What this task involves: Check each line of the material. Copy those containing "Природный".

===============

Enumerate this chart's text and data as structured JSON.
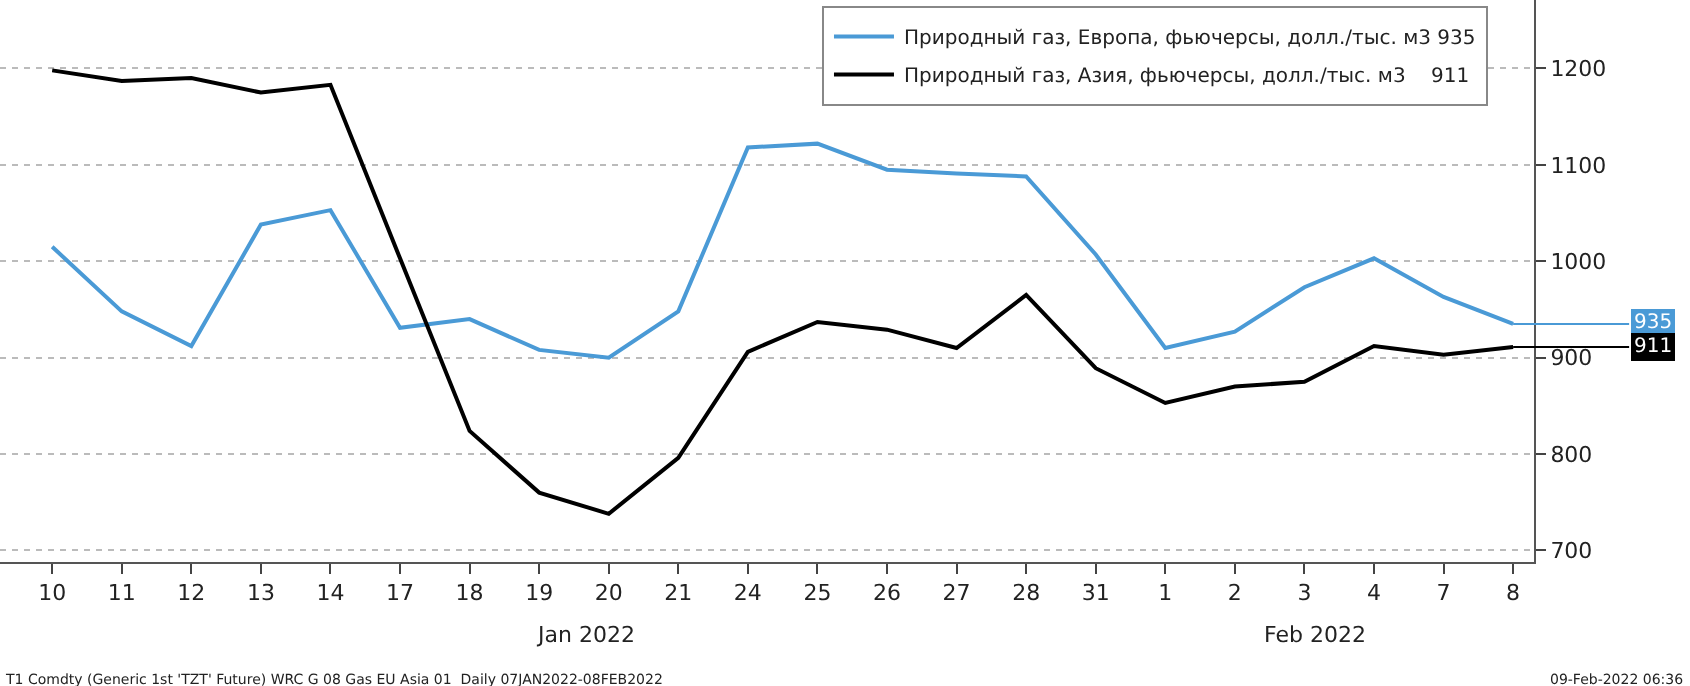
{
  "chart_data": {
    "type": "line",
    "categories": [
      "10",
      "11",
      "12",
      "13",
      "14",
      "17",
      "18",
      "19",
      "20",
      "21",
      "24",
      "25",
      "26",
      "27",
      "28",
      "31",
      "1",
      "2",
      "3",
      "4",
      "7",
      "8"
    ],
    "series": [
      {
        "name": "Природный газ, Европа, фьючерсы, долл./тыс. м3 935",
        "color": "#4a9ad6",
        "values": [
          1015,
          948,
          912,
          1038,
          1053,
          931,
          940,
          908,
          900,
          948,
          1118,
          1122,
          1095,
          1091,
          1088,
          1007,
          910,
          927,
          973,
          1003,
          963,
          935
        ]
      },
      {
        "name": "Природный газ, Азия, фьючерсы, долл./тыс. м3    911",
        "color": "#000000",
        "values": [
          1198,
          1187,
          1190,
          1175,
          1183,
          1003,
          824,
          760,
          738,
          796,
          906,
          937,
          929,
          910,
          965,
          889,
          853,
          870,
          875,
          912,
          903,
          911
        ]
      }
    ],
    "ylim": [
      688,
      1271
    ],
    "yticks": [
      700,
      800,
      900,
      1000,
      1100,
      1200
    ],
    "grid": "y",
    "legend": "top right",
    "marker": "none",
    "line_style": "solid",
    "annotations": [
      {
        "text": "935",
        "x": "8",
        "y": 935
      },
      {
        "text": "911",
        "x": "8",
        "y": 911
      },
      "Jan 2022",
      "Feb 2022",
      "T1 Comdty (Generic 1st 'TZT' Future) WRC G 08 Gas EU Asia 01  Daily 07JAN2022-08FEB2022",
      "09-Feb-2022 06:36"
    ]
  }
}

===============

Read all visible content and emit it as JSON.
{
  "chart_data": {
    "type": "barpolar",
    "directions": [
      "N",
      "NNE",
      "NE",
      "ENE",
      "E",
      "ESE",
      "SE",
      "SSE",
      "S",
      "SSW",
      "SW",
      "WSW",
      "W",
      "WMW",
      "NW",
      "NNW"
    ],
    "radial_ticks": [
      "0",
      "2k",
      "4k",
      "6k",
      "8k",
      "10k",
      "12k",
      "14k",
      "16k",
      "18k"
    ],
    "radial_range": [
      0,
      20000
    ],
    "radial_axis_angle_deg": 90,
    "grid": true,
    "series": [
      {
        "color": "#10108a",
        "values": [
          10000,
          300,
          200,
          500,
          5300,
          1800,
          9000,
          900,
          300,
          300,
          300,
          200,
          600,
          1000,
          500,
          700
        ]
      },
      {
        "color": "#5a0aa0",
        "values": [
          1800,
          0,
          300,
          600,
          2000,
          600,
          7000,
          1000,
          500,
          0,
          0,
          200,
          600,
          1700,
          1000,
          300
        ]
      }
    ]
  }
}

===============

Response:
        "name": "Природный газ, Европа, фьючерсы, долл./тыс. м3 935",
        "name": "Природный газ, Азия, фьючерсы, долл./тыс. м3    911",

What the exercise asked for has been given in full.